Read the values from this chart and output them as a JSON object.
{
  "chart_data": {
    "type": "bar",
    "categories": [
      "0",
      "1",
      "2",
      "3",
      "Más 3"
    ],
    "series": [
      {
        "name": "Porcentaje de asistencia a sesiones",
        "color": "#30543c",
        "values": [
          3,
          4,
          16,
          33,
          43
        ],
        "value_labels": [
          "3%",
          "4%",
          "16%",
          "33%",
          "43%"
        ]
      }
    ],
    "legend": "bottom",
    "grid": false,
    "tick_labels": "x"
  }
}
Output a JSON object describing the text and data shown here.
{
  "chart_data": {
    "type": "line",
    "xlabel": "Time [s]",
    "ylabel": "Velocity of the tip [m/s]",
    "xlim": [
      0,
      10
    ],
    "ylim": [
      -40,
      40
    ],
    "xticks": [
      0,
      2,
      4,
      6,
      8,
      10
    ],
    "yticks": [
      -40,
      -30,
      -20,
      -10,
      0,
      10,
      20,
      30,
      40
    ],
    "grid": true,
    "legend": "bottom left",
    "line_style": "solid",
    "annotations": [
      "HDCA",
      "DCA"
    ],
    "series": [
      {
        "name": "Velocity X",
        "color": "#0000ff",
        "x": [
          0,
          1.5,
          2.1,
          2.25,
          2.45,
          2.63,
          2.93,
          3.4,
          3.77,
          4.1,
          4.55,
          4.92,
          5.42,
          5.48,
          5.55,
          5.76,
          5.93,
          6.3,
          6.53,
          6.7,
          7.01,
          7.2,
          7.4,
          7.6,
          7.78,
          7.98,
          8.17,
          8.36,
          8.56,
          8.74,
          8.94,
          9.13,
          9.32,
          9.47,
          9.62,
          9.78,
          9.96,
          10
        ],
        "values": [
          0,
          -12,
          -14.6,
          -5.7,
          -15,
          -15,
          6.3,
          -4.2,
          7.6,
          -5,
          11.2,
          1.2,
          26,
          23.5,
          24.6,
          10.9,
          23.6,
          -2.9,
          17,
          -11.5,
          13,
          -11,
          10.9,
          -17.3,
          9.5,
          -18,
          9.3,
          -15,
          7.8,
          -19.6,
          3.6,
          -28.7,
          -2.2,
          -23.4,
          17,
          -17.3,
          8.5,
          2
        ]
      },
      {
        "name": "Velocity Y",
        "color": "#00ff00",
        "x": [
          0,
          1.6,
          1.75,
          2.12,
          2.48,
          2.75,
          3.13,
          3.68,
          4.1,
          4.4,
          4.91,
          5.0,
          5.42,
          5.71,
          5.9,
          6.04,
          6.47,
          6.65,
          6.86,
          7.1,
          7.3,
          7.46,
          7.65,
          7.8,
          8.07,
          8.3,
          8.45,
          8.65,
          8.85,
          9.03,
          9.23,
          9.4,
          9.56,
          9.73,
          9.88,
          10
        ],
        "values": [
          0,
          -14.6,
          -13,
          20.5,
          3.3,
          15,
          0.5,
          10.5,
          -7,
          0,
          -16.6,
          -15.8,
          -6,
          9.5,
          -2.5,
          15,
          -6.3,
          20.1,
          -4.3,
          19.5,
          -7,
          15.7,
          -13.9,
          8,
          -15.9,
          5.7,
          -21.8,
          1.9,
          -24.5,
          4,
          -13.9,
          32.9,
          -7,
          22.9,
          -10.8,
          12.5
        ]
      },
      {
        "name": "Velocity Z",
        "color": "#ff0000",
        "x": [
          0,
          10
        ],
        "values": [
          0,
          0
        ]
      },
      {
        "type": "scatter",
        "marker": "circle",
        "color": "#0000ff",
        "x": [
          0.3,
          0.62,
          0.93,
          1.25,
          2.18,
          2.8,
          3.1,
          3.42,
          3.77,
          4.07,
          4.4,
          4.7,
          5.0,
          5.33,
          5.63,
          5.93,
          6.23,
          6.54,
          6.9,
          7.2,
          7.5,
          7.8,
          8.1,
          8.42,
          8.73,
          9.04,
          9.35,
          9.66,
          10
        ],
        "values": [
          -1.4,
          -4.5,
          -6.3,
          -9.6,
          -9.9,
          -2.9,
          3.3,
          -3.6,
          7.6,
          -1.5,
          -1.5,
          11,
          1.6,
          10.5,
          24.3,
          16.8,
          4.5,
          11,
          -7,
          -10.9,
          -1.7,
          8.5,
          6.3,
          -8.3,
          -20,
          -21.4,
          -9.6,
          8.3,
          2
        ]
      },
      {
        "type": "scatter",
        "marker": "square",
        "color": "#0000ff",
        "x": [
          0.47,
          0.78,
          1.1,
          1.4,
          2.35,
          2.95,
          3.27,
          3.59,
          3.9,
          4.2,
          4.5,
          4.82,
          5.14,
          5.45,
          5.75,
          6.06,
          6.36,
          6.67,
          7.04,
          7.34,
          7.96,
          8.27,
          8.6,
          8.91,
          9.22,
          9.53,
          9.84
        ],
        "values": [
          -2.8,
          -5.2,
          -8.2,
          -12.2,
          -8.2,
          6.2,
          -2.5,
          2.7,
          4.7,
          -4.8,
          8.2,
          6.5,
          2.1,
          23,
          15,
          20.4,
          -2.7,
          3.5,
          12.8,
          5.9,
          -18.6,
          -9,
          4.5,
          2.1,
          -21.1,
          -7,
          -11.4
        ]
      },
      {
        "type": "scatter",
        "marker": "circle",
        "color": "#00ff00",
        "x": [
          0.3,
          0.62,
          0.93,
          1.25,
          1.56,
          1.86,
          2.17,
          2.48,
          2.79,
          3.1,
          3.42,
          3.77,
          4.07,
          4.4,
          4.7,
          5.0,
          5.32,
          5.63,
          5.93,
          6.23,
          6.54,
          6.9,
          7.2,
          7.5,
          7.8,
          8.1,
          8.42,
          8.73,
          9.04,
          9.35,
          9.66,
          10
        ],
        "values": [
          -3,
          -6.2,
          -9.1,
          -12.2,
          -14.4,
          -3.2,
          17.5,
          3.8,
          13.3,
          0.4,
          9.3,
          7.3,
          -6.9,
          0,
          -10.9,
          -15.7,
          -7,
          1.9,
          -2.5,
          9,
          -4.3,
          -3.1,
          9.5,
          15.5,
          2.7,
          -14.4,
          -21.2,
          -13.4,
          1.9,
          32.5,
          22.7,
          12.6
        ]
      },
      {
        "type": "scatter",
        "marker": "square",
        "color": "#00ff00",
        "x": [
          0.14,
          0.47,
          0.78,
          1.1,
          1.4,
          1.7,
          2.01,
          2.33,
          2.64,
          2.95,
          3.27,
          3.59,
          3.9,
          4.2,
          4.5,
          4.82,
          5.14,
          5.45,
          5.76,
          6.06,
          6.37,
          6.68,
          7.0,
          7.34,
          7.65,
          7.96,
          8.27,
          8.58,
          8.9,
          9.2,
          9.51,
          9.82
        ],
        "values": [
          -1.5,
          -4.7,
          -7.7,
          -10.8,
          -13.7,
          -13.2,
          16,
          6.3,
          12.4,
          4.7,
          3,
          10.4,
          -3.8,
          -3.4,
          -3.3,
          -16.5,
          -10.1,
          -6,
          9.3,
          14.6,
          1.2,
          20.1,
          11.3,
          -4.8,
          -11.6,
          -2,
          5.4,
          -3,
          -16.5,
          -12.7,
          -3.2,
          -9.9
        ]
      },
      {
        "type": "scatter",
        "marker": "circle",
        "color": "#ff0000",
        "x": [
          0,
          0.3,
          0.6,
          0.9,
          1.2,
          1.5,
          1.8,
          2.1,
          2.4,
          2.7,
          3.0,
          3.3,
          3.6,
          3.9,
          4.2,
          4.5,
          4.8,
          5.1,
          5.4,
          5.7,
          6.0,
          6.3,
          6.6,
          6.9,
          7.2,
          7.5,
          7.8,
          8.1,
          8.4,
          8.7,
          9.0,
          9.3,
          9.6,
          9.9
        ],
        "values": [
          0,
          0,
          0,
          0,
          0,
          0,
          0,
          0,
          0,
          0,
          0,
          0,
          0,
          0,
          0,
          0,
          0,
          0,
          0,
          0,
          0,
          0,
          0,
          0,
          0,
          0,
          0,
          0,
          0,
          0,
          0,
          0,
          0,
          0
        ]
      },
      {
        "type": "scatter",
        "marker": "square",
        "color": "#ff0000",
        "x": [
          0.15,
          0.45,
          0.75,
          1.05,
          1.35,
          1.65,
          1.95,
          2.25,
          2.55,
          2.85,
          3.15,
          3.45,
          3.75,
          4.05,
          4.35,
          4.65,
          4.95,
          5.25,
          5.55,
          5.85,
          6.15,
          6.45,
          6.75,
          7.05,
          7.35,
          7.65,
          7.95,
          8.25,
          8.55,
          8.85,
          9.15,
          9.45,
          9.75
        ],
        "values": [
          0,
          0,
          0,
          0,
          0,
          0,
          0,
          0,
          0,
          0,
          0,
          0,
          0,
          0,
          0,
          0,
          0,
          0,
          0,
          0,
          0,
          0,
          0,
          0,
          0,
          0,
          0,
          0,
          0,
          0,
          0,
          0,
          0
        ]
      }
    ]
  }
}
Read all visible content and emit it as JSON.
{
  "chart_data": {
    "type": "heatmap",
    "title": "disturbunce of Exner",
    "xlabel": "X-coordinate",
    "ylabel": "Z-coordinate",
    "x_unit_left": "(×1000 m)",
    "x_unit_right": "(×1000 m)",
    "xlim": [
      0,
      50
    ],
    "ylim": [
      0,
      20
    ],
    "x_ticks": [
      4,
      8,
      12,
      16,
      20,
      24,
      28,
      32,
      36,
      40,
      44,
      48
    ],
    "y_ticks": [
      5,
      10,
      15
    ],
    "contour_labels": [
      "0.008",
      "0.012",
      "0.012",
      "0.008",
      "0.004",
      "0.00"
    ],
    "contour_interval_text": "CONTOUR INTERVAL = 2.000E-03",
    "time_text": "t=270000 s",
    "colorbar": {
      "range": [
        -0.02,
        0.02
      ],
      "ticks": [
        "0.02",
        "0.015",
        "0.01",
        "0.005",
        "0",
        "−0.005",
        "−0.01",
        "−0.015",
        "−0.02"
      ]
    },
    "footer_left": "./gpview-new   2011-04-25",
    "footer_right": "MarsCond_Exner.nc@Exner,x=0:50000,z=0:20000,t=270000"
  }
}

Task goal:
Take every line containing the word "ylabel" and copy it.

Task response:
    "ylabel": "Velocity of the tip [m/s]",
    "ylabel": "Z-coordinate",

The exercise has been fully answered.